→ GIVEN TASK:
Copy every line from the records below that holds the word "Manufacturing".

== RECORDS FOR THE TASK

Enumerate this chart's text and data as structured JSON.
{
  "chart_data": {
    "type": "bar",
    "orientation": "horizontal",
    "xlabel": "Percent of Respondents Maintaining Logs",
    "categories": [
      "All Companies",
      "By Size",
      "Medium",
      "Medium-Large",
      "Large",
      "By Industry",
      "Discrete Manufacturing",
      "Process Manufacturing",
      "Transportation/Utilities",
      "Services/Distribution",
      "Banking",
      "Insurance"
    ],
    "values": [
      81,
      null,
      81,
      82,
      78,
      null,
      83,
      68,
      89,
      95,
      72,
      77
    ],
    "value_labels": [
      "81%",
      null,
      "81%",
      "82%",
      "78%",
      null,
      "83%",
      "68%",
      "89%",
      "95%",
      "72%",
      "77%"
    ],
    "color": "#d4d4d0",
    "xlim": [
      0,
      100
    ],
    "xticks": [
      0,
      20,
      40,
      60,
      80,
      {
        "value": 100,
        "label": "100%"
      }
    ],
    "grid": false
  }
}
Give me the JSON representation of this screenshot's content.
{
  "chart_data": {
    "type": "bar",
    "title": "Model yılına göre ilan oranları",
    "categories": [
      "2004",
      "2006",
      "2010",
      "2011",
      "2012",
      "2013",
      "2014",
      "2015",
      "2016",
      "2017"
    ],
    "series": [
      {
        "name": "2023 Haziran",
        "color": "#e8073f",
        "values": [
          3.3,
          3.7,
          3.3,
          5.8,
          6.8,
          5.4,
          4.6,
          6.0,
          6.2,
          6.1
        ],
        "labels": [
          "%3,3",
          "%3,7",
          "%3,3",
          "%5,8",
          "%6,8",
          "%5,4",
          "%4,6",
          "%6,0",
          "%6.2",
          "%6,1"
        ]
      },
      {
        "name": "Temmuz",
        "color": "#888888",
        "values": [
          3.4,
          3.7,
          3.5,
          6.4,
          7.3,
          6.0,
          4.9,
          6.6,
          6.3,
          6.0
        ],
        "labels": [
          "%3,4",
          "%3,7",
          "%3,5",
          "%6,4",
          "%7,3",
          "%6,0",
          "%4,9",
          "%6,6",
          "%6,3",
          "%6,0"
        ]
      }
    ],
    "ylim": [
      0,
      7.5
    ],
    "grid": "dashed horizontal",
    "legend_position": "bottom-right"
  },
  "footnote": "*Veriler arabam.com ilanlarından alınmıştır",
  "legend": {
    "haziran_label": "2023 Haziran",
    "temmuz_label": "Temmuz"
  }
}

====

→ RESULT OF THE EXERCISE:
      "Discrete Manufacturing",
      "Process Manufacturing",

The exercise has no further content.